---------- PROVIDED DATA
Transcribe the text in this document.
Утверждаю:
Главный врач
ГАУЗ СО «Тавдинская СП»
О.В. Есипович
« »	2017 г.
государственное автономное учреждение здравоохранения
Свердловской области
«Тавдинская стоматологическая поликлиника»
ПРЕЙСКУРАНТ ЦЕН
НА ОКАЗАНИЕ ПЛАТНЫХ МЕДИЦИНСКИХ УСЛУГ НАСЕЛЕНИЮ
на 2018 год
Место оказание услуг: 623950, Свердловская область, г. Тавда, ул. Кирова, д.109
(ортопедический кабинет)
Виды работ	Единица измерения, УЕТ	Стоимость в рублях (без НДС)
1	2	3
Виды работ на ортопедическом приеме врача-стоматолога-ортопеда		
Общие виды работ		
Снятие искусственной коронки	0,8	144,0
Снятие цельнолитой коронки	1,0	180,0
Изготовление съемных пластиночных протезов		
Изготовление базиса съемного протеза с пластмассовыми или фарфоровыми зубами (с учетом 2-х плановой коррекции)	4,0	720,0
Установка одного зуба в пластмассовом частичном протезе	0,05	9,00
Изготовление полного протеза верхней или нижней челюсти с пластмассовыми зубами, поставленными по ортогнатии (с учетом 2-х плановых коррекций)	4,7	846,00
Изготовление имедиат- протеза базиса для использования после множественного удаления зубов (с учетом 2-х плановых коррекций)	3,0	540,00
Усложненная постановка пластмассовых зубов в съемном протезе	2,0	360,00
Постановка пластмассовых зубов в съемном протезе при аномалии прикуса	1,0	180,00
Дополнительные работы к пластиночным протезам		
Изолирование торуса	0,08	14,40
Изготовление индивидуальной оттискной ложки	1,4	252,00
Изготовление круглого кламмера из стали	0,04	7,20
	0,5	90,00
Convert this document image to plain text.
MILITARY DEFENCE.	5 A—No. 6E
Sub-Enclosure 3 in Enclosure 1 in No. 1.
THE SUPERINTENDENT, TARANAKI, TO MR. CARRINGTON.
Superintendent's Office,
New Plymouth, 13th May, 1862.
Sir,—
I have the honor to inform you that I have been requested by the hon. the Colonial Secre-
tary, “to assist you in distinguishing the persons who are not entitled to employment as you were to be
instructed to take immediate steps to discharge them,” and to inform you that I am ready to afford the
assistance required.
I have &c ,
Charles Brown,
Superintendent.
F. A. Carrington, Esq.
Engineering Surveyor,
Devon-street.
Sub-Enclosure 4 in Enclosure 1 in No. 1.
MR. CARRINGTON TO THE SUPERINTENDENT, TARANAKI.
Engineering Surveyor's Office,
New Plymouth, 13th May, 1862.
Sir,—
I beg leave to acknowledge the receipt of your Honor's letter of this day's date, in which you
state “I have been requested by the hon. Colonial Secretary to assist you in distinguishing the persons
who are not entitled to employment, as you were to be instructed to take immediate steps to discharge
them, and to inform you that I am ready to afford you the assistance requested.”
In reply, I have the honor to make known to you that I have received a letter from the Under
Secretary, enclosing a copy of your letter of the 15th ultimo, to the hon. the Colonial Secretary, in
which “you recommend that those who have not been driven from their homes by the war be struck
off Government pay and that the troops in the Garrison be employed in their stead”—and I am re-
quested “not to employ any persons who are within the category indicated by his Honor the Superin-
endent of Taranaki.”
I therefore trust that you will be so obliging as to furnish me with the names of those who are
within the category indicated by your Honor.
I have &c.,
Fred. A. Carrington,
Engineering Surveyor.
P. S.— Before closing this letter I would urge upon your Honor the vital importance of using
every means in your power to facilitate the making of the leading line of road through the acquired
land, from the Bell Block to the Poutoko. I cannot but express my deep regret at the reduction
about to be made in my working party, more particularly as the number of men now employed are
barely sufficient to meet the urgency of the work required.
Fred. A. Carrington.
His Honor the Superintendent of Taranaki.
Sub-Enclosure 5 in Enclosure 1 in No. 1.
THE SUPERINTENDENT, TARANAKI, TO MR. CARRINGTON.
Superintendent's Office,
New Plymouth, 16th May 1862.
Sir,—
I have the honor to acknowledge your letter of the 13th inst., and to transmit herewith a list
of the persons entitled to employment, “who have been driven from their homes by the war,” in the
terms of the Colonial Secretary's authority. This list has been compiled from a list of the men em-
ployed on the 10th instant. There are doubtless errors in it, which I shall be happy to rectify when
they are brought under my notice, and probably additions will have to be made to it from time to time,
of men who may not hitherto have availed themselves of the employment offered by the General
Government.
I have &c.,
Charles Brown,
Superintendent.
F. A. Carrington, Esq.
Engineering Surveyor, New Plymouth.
--------------------
Among the entries, how many lines contain the string "category"? Give the number without anything else.

CORRECT ANSWER: 2